::: TEXTO PROPORCIONADO

A sus 24 años, el finalista del Premio Planeta cuenta a THE OBJECTIVE los entresijos de la novela ‘La sangre del padre’

Alfonso Goizueta: la aventura de atreverse a ser Alejandro Magno

Alfonso Goizueta. | Arduino Vannucchi

Hace 24 siglos, un adolescente entraba en Asia, en la Historia y en la vida adulta. Su nombre, Alejandro, quedó para siempre unido al adjetivo Magno. El mes pasado, recién cumplidos los 24 años, Alfonso Goizueta (Madrid, 1999) debutaba en la literatura como finalista del Premio Planeta con la novela La sangre del padre, dedicada a la gran aventura del rey macedonio.

Porta de La sangre del padre

Recién doctorado en Relaciones Internacionales y licenciado en Historia por el Kings College de Londres, Goizueta tiene cierto aire helenístico en el porte, aunque matizado por la forma en que lo digirieron las élites inglesas –no en vano, el mito nacional británico las pretende herederas de los héroes troyanos–, el orgullo primitivo velado por una pátina de la más exquisita educación. Agradece humildemente el «gran espaldarazo que supone el premio, porque ningún otro llega a tantísimos lectores», y admite «un poco de vértigo: los medios, la salida del anonimato… Estoy empezando a explorar esta nueva forma de vida».

::::::
::: FILAS DE DATOS

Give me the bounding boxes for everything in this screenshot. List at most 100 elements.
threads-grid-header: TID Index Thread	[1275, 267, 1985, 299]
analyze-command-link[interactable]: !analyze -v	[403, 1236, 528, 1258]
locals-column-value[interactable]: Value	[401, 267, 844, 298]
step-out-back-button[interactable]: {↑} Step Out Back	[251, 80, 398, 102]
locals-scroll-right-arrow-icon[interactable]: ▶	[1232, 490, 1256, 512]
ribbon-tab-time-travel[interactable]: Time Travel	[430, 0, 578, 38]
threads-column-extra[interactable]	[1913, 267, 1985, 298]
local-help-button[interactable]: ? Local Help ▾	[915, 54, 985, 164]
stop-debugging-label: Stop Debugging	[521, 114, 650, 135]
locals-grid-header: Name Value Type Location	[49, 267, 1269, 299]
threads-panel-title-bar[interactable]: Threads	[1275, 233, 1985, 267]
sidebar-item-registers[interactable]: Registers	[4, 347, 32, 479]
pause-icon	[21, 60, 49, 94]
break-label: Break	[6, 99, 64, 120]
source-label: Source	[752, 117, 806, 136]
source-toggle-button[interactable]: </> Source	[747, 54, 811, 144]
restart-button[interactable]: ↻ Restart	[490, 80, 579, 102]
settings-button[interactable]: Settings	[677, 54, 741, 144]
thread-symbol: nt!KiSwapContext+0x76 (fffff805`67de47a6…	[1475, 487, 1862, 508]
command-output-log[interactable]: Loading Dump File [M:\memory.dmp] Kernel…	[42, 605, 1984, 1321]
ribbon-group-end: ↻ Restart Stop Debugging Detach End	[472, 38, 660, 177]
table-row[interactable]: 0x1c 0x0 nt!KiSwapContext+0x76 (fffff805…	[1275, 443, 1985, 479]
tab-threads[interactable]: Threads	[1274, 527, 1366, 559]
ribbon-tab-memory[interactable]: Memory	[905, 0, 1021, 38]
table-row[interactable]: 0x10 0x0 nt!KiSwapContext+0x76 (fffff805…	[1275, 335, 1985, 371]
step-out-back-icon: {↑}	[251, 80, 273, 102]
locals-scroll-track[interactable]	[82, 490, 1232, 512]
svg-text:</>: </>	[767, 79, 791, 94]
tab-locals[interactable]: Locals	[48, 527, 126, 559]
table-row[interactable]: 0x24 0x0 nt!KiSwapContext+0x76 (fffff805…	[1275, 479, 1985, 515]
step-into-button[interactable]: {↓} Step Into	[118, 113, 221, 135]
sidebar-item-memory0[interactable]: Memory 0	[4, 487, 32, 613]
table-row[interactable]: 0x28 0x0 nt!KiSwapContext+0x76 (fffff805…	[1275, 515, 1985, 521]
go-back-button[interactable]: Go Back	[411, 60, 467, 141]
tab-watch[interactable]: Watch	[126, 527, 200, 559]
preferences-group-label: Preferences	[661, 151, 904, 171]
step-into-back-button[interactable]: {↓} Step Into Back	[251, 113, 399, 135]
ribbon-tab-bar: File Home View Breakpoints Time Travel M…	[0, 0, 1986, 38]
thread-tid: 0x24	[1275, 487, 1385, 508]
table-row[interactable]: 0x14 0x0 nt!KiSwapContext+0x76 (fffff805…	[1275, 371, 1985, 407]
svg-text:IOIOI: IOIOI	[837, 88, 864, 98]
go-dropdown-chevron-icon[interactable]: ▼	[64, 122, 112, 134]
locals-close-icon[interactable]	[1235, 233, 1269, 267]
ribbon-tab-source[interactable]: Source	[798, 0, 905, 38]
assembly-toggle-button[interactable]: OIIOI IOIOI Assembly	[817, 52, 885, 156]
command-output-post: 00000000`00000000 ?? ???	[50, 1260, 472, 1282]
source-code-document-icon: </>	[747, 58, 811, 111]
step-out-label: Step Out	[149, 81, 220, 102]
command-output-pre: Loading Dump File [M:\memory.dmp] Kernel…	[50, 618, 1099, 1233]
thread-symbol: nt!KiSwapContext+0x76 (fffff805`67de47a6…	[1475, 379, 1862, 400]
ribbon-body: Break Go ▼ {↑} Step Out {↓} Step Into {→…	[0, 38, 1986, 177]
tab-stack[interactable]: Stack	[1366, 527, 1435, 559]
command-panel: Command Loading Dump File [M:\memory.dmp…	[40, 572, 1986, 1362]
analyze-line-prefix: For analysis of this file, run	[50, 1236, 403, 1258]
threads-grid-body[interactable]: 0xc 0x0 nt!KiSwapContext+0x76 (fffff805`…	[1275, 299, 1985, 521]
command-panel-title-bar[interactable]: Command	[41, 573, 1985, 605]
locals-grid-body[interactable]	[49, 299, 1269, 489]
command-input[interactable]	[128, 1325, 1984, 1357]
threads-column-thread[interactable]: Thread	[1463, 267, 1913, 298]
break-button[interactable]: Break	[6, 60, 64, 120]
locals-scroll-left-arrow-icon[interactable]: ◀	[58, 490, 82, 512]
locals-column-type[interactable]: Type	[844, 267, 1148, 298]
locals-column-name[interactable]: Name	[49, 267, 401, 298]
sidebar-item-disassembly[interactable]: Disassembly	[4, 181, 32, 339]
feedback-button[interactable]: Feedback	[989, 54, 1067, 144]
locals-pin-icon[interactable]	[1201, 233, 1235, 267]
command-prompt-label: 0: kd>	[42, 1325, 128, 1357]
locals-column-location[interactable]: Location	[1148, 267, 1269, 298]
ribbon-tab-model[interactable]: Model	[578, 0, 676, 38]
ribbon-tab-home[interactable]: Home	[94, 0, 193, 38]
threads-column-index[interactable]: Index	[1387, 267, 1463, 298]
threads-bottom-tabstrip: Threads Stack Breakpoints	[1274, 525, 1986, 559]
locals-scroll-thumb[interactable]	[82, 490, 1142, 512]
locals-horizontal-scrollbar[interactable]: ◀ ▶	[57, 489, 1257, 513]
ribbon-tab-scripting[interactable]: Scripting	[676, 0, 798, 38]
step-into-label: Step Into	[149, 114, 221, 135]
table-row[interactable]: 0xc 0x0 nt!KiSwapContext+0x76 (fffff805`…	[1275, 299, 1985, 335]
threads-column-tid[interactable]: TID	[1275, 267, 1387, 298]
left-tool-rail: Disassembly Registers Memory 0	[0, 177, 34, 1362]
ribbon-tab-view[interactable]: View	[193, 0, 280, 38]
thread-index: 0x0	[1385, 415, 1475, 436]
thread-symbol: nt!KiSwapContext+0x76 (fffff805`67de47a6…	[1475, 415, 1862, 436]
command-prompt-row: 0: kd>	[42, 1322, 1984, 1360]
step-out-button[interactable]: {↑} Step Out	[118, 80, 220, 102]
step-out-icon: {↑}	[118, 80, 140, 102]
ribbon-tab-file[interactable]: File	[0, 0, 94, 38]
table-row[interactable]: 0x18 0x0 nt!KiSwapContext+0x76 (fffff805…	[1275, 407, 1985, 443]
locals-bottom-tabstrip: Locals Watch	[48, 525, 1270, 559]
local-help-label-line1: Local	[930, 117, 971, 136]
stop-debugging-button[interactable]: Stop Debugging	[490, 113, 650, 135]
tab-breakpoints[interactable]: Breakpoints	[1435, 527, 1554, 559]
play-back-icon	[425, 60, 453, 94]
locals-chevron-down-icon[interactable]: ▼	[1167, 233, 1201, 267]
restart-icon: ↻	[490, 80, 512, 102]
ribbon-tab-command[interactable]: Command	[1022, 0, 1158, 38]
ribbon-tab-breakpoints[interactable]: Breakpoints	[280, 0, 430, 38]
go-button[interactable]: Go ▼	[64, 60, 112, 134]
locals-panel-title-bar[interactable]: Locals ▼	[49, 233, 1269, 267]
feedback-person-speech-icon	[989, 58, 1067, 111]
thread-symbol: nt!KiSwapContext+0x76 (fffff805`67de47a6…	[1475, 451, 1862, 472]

::::::

INSTRUCCIÓN 1 ▸ Según el texto sobre Alfonso Goizueta, ¿con qué novela quedó finalista del Premio Planeta?
INSTRUCCIÓN 2 ▸ Enumera todos los lugares geográficos que se nombran en el texto sobre Alfonso Goizueta.
INSTRUCCIÓN 3 ▸ Reproduce el fragmento del texto sobre Alfonso Goizueta que va desde «Hace 24 siglos, un» hasta «del rey macedonio.», ambos incluidos.

SOLUCIÓN DETALLADA 1 ▸ Con La sangre del padre.

SOLUCIÓN DETALLADA 2 ▸ Asia, Madrid y Londres.

SOLUCIÓN DETALLADA 3 ▸
Hace 24 siglos, un adolescente entraba en Asia, en la Historia y en la vida adulta. Su nombre, Alejandro, quedó para siempre unido al adjetivo Magno. El mes pasado, recién cumplidos los 24 años, Alfonso Goizueta (Madrid, 1999) debutaba en la literatura como finalista del Premio Planeta con la novela La sangre del padre, dedicada a la gran aventura del rey macedonio.